Start DATA SHOWN

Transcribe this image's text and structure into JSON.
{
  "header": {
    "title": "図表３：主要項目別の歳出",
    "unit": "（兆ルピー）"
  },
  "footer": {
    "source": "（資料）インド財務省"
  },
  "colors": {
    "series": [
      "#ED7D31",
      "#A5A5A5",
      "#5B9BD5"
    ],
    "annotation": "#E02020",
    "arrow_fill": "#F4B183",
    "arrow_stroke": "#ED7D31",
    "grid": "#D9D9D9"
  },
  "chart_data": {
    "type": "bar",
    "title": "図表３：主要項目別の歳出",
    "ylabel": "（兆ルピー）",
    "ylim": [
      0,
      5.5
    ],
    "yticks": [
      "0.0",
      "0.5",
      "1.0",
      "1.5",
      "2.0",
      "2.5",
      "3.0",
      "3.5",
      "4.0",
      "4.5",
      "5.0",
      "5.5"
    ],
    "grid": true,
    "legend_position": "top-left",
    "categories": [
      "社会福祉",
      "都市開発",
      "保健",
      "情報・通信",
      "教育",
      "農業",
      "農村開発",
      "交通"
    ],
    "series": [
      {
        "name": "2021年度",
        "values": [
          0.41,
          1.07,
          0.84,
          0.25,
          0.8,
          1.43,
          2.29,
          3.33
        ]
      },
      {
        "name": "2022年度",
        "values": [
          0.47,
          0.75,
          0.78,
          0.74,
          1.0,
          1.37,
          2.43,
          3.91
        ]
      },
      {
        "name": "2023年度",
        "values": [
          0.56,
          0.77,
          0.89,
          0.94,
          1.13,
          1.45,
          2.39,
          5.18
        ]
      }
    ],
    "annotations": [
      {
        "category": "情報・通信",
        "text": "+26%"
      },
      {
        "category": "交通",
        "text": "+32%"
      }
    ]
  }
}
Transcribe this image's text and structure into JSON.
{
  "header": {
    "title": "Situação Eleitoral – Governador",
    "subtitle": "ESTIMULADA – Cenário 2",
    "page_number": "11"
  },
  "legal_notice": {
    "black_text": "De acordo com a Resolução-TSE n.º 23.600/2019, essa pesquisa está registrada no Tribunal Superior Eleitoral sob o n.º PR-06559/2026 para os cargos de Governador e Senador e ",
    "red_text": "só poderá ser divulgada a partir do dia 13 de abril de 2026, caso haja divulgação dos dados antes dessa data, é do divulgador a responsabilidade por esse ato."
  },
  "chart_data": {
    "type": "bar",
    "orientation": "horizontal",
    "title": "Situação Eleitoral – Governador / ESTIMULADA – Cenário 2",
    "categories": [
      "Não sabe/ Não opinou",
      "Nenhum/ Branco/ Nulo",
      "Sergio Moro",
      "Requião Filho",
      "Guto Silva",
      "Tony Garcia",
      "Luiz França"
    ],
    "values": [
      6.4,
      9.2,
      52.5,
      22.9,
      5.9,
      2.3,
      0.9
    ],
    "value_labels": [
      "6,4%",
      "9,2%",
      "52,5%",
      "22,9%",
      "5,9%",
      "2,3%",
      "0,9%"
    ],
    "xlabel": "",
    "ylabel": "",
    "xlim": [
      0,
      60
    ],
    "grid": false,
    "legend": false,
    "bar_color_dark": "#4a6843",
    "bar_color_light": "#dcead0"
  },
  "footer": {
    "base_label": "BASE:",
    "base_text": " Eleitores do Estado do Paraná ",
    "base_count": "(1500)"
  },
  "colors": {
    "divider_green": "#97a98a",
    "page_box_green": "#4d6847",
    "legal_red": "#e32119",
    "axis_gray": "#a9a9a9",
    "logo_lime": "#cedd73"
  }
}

End DATA SHOWN

▶ [STATED PROBLEM]
Return all of the data word for word.

▶ [PROBLEM SOLUTION]
Transcribe this image's text and structure into JSON.
{
  "header": {
    "title": "図表３：主要項目別の歳出",
    "unit": "（兆ルピー）"
  },
  "footer": {
    "source": "（資料）インド財務省"
  },
  "colors": {
    "series": [
      "#ED7D31",
      "#A5A5A5",
      "#5B9BD5"
    ],
    "annotation": "#E02020",
    "arrow_fill": "#F4B183",
    "arrow_stroke": "#ED7D31",
    "grid": "#D9D9D9"
  },
  "chart_data": {
    "type": "bar",
    "title": "図表３：主要項目別の歳出",
    "ylabel": "（兆ルピー）",
    "ylim": [
      0,
      5.5
    ],
    "yticks": [
      "0.0",
      "0.5",
      "1.0",
      "1.5",
      "2.0",
      "2.5",
      "3.0",
      "3.5",
      "4.0",
      "4.5",
      "5.0",
      "5.5"
    ],
    "grid": true,
    "legend_position": "top-left",
    "categories": [
      "社会福祉",
      "都市開発",
      "保健",
      "情報・通信",
      "教育",
      "農業",
      "農村開発",
      "交通"
    ],
    "series": [
      {
        "name": "2021年度",
        "values": [
          0.41,
          1.07,
          0.84,
          0.25,
          0.8,
          1.43,
          2.29,
          3.33
        ]
      },
      {
        "name": "2022年度",
        "values": [
          0.47,
          0.75,
          0.78,
          0.74,
          1.0,
          1.37,
          2.43,
          3.91
        ]
      },
      {
        "name": "2023年度",
        "values": [
          0.56,
          0.77,
          0.89,
          0.94,
          1.13,
          1.45,
          2.39,
          5.18
        ]
      }
    ],
    "annotations": [
      {
        "category": "情報・通信",
        "text": "+26%"
      },
      {
        "category": "交通",
        "text": "+32%"
      }
    ]
  }
}
Transcribe this image's text and structure into JSON.
{
  "header": {
    "title": "Situação Eleitoral – Governador",
    "subtitle": "ESTIMULADA – Cenário 2",
    "page_number": "11"
  },
  "legal_notice": {
    "black_text": "De acordo com a Resolução-TSE n.º 23.600/2019, essa pesquisa está registrada no Tribunal Superior Eleitoral sob o n.º PR-06559/2026 para os cargos de Governador e Senador e ",
    "red_text": "só poderá ser divulgada a partir do dia 13 de abril de 2026, caso haja divulgação dos dados antes dessa data, é do divulgador a responsabilidade por esse ato."
  },
  "chart_data": {
    "type": "bar",
    "orientation": "horizontal",
    "title": "Situação Eleitoral – Governador / ESTIMULADA – Cenário 2",
    "categories": [
      "Não sabe/ Não opinou",
      "Nenhum/ Branco/ Nulo",
      "Sergio Moro",
      "Requião Filho",
      "Guto Silva",
      "Tony Garcia",
      "Luiz França"
    ],
    "values": [
      6.4,
      9.2,
      52.5,
      22.9,
      5.9,
      2.3,
      0.9
    ],
    "value_labels": [
      "6,4%",
      "9,2%",
      "52,5%",
      "22,9%",
      "5,9%",
      "2,3%",
      "0,9%"
    ],
    "xlabel": "",
    "ylabel": "",
    "xlim": [
      0,
      60
    ],
    "grid": false,
    "legend": false,
    "bar_color_dark": "#4a6843",
    "bar_color_light": "#dcead0"
  },
  "footer": {
    "base_label": "BASE:",
    "base_text": " Eleitores do Estado do Paraná ",
    "base_count": "(1500)"
  },
  "colors": {
    "divider_green": "#97a98a",
    "page_box_green": "#4d6847",
    "legal_red": "#e32119",
    "axis_gray": "#a9a9a9",
    "logo_lime": "#cedd73"
  }
}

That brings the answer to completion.